══ RAW RECORDS

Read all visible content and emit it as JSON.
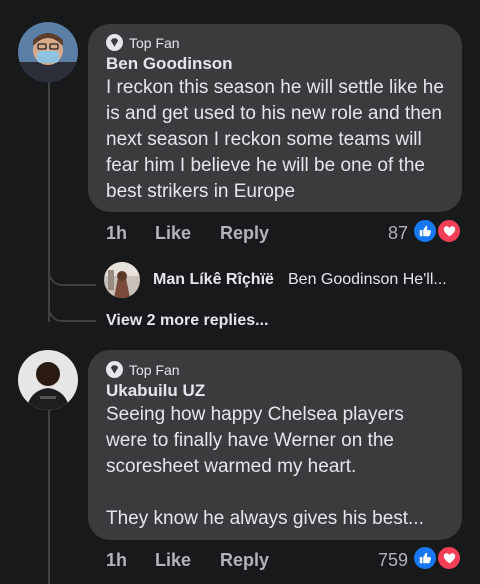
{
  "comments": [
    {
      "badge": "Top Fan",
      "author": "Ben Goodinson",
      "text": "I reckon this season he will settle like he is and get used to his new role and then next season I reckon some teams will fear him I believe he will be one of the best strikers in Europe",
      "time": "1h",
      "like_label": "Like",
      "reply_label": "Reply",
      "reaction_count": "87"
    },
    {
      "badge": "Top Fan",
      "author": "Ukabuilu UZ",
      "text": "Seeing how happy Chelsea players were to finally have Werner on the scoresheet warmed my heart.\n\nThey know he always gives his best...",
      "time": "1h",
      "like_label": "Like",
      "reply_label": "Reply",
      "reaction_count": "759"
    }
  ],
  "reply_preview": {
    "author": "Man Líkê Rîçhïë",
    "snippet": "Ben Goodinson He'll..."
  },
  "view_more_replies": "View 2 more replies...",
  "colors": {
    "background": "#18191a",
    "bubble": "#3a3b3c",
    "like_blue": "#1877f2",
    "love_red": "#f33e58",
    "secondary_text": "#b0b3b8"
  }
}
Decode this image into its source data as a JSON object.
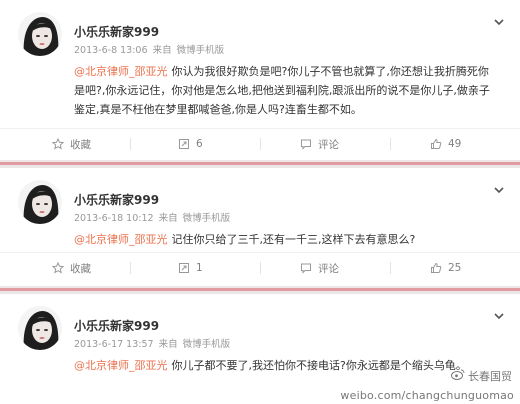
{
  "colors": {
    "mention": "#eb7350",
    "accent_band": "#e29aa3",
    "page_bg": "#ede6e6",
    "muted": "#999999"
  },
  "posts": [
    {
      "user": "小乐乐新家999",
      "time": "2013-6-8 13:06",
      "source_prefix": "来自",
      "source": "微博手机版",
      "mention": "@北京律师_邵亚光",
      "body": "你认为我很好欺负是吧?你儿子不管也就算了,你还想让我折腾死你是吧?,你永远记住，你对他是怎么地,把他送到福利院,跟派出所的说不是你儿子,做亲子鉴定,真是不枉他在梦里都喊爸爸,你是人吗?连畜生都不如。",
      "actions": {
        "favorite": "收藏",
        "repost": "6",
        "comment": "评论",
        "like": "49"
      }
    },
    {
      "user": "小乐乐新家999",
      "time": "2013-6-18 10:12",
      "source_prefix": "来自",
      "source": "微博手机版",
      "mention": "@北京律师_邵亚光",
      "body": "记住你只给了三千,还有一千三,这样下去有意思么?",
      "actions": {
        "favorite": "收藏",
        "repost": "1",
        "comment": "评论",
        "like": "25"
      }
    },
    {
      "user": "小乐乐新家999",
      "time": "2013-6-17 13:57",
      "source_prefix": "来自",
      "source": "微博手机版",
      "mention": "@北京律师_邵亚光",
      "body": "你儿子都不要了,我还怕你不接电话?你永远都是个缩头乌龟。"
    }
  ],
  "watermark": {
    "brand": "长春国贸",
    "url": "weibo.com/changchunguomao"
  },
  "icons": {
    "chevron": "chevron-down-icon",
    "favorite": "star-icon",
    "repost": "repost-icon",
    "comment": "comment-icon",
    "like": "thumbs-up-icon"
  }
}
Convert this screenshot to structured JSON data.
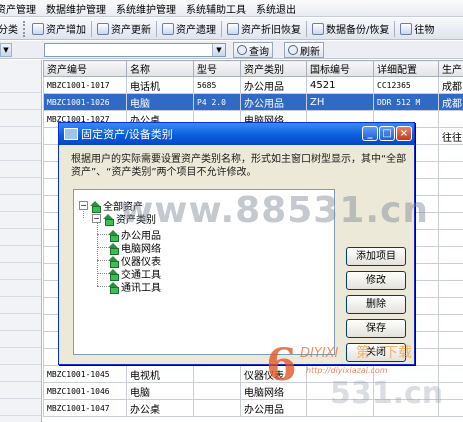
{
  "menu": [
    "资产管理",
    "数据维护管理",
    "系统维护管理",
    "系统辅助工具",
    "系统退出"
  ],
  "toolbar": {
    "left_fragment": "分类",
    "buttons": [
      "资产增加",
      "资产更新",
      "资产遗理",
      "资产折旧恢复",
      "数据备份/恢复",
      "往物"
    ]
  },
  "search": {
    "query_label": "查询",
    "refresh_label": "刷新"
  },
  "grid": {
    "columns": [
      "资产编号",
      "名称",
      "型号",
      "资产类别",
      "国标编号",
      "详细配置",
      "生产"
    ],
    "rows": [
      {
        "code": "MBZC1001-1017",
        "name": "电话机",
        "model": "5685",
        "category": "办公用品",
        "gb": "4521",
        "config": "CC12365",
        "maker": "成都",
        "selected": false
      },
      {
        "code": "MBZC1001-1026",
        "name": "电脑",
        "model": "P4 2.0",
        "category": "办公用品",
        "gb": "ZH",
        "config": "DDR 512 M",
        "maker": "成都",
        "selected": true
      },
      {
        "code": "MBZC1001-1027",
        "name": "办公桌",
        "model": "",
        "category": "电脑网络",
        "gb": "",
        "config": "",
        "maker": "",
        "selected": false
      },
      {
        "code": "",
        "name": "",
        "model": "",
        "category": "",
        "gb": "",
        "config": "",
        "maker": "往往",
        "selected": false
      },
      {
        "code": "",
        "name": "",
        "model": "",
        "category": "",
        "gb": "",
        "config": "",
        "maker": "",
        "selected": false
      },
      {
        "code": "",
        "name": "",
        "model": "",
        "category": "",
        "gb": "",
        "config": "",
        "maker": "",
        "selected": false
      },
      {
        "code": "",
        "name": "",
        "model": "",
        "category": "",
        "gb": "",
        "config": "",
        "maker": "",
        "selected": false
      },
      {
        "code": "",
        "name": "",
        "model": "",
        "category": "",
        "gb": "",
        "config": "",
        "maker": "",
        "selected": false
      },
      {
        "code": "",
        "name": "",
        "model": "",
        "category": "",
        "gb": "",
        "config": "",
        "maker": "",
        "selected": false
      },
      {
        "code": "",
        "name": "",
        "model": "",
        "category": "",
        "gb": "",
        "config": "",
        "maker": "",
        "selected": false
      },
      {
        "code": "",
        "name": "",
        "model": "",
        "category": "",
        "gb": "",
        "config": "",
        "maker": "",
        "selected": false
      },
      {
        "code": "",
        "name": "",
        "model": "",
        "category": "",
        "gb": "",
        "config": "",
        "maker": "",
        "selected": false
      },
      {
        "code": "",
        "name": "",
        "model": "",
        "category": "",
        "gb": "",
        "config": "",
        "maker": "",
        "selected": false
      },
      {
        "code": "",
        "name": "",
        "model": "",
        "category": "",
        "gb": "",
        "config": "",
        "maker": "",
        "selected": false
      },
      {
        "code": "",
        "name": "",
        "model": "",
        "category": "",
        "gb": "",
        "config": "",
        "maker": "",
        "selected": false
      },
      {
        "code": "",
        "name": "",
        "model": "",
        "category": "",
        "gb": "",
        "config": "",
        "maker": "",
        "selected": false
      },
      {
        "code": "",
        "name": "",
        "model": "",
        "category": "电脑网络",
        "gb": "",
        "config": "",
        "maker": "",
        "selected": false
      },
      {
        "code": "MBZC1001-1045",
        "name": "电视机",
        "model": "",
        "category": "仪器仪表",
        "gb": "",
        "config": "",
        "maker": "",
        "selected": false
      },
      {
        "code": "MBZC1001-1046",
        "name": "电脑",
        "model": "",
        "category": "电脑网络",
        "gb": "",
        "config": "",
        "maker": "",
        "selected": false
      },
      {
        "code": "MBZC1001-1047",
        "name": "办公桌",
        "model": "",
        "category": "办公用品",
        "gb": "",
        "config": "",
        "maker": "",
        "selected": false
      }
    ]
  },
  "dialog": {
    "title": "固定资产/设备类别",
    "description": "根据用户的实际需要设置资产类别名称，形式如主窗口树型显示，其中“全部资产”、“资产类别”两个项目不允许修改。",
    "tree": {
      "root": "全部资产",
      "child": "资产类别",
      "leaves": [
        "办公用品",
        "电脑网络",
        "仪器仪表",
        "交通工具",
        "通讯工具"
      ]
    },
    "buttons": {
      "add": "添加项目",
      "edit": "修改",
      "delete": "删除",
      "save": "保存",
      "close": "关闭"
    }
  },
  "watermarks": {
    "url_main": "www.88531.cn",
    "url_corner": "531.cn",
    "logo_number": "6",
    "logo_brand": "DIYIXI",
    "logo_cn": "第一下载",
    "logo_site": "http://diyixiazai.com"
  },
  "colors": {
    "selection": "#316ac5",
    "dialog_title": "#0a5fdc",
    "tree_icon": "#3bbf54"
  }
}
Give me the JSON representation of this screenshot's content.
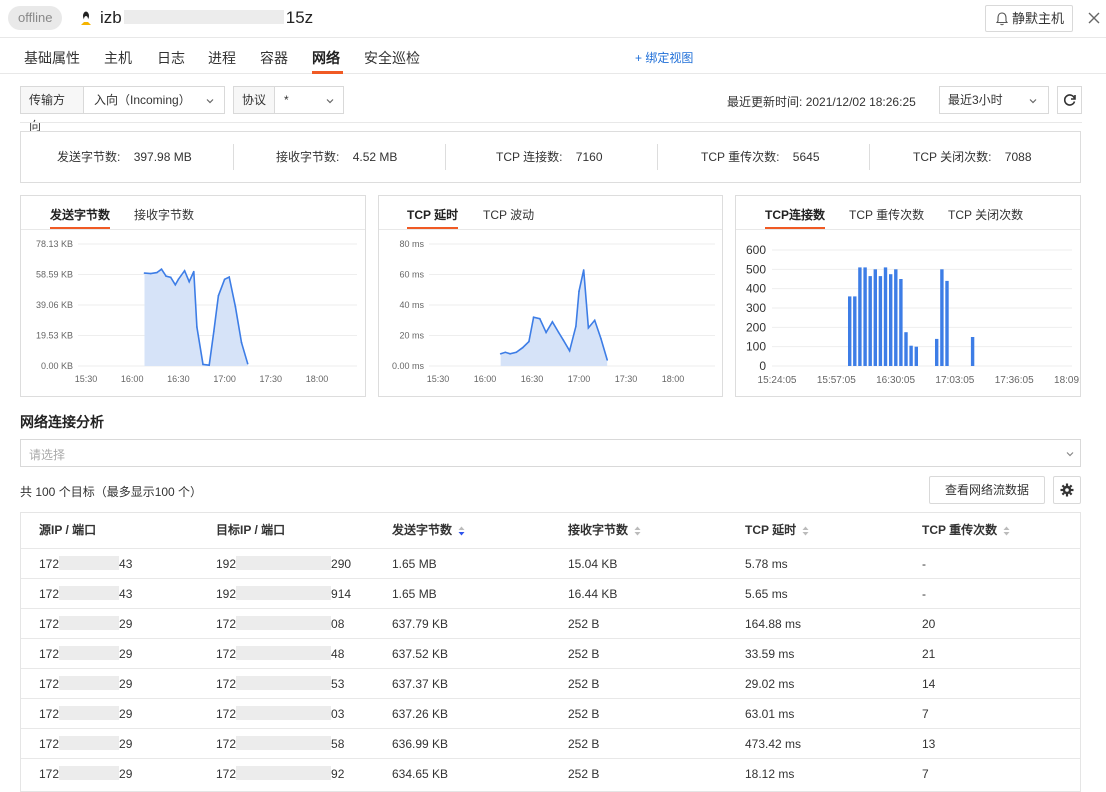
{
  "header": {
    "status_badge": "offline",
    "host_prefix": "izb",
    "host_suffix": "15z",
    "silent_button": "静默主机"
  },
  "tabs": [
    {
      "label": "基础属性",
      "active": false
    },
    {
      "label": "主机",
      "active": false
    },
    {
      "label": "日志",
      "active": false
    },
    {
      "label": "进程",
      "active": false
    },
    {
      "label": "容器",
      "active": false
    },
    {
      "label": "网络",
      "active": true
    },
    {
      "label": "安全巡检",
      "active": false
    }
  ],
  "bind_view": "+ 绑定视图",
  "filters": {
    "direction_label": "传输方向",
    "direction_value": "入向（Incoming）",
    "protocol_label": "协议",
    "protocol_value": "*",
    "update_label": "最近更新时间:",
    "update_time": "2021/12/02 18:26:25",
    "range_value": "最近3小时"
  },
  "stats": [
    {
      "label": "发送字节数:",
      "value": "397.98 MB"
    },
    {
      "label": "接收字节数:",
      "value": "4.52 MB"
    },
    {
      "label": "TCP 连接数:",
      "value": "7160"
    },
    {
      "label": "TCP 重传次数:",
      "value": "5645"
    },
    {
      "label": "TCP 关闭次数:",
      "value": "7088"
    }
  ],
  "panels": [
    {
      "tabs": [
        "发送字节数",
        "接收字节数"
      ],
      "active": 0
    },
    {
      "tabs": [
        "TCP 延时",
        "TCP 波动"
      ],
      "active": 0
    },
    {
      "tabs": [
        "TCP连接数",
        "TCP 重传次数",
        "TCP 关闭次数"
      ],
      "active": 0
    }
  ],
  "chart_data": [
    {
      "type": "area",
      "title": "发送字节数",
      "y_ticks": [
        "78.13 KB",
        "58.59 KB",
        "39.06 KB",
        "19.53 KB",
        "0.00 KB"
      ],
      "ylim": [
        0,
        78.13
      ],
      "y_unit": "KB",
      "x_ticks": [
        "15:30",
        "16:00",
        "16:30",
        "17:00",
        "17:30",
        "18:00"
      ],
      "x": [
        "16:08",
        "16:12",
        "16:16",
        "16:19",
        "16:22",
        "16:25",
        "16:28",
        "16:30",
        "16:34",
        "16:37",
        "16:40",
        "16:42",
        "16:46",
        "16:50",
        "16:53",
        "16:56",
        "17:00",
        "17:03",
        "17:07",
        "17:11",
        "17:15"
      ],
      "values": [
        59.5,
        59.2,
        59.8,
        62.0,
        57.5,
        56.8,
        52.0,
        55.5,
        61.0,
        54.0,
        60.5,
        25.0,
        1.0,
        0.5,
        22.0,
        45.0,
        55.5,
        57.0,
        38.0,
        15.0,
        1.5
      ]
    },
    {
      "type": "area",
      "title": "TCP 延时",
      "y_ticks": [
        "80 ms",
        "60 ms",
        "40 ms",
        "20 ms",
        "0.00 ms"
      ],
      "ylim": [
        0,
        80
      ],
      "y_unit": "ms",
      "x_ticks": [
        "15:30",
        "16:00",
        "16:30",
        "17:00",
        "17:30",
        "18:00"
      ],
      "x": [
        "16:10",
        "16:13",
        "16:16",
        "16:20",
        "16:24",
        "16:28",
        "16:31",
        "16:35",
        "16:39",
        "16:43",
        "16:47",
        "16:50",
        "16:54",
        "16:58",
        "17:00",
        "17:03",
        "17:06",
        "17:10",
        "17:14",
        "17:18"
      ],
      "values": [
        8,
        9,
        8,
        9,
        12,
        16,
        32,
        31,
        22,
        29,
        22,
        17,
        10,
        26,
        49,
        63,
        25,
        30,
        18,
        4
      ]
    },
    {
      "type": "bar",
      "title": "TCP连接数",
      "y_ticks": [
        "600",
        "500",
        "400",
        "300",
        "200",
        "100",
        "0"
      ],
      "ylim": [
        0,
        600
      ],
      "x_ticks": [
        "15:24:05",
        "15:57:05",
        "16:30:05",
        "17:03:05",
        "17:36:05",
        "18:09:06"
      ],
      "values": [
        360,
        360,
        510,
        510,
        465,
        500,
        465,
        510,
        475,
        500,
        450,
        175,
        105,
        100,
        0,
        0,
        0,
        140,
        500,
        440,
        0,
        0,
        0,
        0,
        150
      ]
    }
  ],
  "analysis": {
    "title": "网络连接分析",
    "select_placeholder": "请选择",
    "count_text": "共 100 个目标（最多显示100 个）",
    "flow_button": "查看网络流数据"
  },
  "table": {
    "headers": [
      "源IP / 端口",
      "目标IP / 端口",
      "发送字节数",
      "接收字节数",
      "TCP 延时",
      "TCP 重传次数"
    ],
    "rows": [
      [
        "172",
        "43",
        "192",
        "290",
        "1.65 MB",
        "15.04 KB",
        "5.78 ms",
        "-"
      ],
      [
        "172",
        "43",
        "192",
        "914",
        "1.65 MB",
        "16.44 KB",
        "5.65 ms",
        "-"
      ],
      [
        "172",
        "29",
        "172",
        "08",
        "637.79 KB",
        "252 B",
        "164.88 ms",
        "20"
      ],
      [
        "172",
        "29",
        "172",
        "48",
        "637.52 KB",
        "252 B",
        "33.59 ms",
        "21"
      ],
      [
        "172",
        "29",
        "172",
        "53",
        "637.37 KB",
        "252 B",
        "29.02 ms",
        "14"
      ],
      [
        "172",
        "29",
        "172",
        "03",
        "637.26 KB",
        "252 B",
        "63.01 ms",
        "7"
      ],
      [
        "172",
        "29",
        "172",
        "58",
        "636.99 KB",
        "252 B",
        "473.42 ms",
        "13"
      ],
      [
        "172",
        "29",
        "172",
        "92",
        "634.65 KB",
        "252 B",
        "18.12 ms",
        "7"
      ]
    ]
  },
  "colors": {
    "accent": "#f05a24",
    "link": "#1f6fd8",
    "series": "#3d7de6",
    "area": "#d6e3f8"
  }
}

════

* TO BE DONE: Scan the material above for the string "content" and return the lines that hold it.

* RESPONSE TO THE EXERCISE:
Read all visible content and emit it as JSON.
Give me the JSON representation of this screenshot's content.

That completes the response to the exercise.